### DATA LISTING
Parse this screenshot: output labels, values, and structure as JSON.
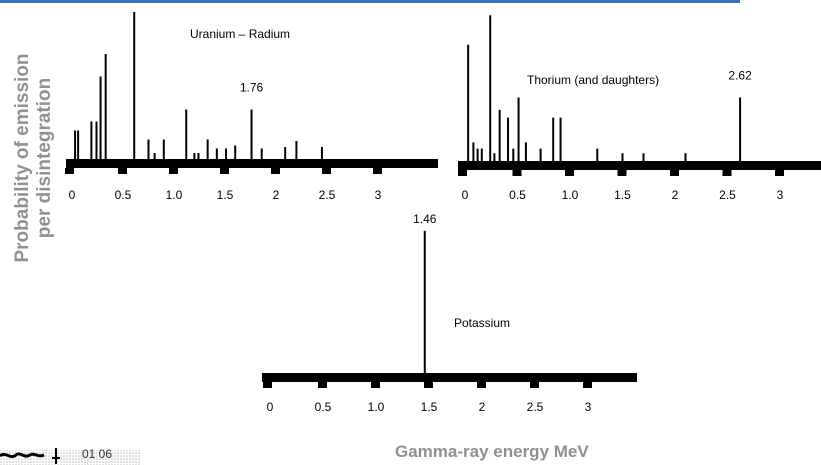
{
  "ylabel_lines": [
    "Probability of emission",
    "per disintegration"
  ],
  "xlabel": "Gamma-ray energy MeV",
  "footer_text": "01  06",
  "chart_data": [
    {
      "type": "bar",
      "title": "Uranium –  Radium",
      "annotation": "1.76",
      "annotation_x": 1.76,
      "x_ticks": [
        "0",
        "0.5",
        "1.0",
        "1.5",
        "2",
        "2.5",
        "3"
      ],
      "xlim": [
        0,
        3.2
      ],
      "ylim": [
        0,
        1
      ],
      "line_color": "#000000",
      "x": [
        0.03,
        0.06,
        0.19,
        0.24,
        0.28,
        0.33,
        0.61,
        0.75,
        0.81,
        0.9,
        1.12,
        1.2,
        1.24,
        1.33,
        1.42,
        1.51,
        1.6,
        1.76,
        1.86,
        2.09,
        2.2,
        2.45
      ],
      "values": [
        0.19,
        0.19,
        0.25,
        0.25,
        0.55,
        0.7,
        0.98,
        0.13,
        0.04,
        0.13,
        0.33,
        0.04,
        0.04,
        0.13,
        0.07,
        0.07,
        0.09,
        0.33,
        0.07,
        0.08,
        0.12,
        0.08
      ]
    },
    {
      "type": "bar",
      "title": "Thorium (and daughters)",
      "annotation": "2.62",
      "annotation_x": 2.62,
      "x_ticks": [
        "0",
        "0.5",
        "1.0",
        "1.5",
        "2",
        "2.5",
        "3"
      ],
      "xlim": [
        0,
        3.2
      ],
      "ylim": [
        0,
        1
      ],
      "line_color": "#000000",
      "x": [
        0.03,
        0.08,
        0.12,
        0.16,
        0.24,
        0.28,
        0.33,
        0.41,
        0.46,
        0.51,
        0.58,
        0.72,
        0.84,
        0.91,
        1.26,
        1.5,
        1.7,
        2.1,
        2.62
      ],
      "values": [
        0.75,
        0.12,
        0.08,
        0.08,
        0.94,
        0.05,
        0.33,
        0.28,
        0.08,
        0.41,
        0.12,
        0.08,
        0.28,
        0.28,
        0.08,
        0.05,
        0.05,
        0.05,
        0.41
      ]
    },
    {
      "type": "bar",
      "title": "Potassium",
      "annotation": "1.46",
      "annotation_x": 1.46,
      "x_ticks": [
        "0",
        "0.5",
        "1.0",
        "1.5",
        "2",
        "2.5",
        "3"
      ],
      "xlim": [
        0,
        3.2
      ],
      "ylim": [
        0,
        1
      ],
      "line_color": "#000000",
      "x": [
        1.46
      ],
      "values": [
        0.98
      ]
    }
  ]
}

### YOUR INSTRUCTIONS
Without including any pictures, please restate all the records exactly.

### SOLVED EXERCISE
Parse this screenshot: output labels, values, and structure as JSON.
{
  "ylabel_lines": [
    "Probability of emission",
    "per disintegration"
  ],
  "xlabel": "Gamma-ray energy MeV",
  "footer_text": "01  06",
  "chart_data": [
    {
      "type": "bar",
      "title": "Uranium –  Radium",
      "annotation": "1.76",
      "annotation_x": 1.76,
      "x_ticks": [
        "0",
        "0.5",
        "1.0",
        "1.5",
        "2",
        "2.5",
        "3"
      ],
      "xlim": [
        0,
        3.2
      ],
      "ylim": [
        0,
        1
      ],
      "line_color": "#000000",
      "x": [
        0.03,
        0.06,
        0.19,
        0.24,
        0.28,
        0.33,
        0.61,
        0.75,
        0.81,
        0.9,
        1.12,
        1.2,
        1.24,
        1.33,
        1.42,
        1.51,
        1.6,
        1.76,
        1.86,
        2.09,
        2.2,
        2.45
      ],
      "values": [
        0.19,
        0.19,
        0.25,
        0.25,
        0.55,
        0.7,
        0.98,
        0.13,
        0.04,
        0.13,
        0.33,
        0.04,
        0.04,
        0.13,
        0.07,
        0.07,
        0.09,
        0.33,
        0.07,
        0.08,
        0.12,
        0.08
      ]
    },
    {
      "type": "bar",
      "title": "Thorium (and daughters)",
      "annotation": "2.62",
      "annotation_x": 2.62,
      "x_ticks": [
        "0",
        "0.5",
        "1.0",
        "1.5",
        "2",
        "2.5",
        "3"
      ],
      "xlim": [
        0,
        3.2
      ],
      "ylim": [
        0,
        1
      ],
      "line_color": "#000000",
      "x": [
        0.03,
        0.08,
        0.12,
        0.16,
        0.24,
        0.28,
        0.33,
        0.41,
        0.46,
        0.51,
        0.58,
        0.72,
        0.84,
        0.91,
        1.26,
        1.5,
        1.7,
        2.1,
        2.62
      ],
      "values": [
        0.75,
        0.12,
        0.08,
        0.08,
        0.94,
        0.05,
        0.33,
        0.28,
        0.08,
        0.41,
        0.12,
        0.08,
        0.28,
        0.28,
        0.08,
        0.05,
        0.05,
        0.05,
        0.41
      ]
    },
    {
      "type": "bar",
      "title": "Potassium",
      "annotation": "1.46",
      "annotation_x": 1.46,
      "x_ticks": [
        "0",
        "0.5",
        "1.0",
        "1.5",
        "2",
        "2.5",
        "3"
      ],
      "xlim": [
        0,
        3.2
      ],
      "ylim": [
        0,
        1
      ],
      "line_color": "#000000",
      "x": [
        1.46
      ],
      "values": [
        0.98
      ]
    }
  ]
}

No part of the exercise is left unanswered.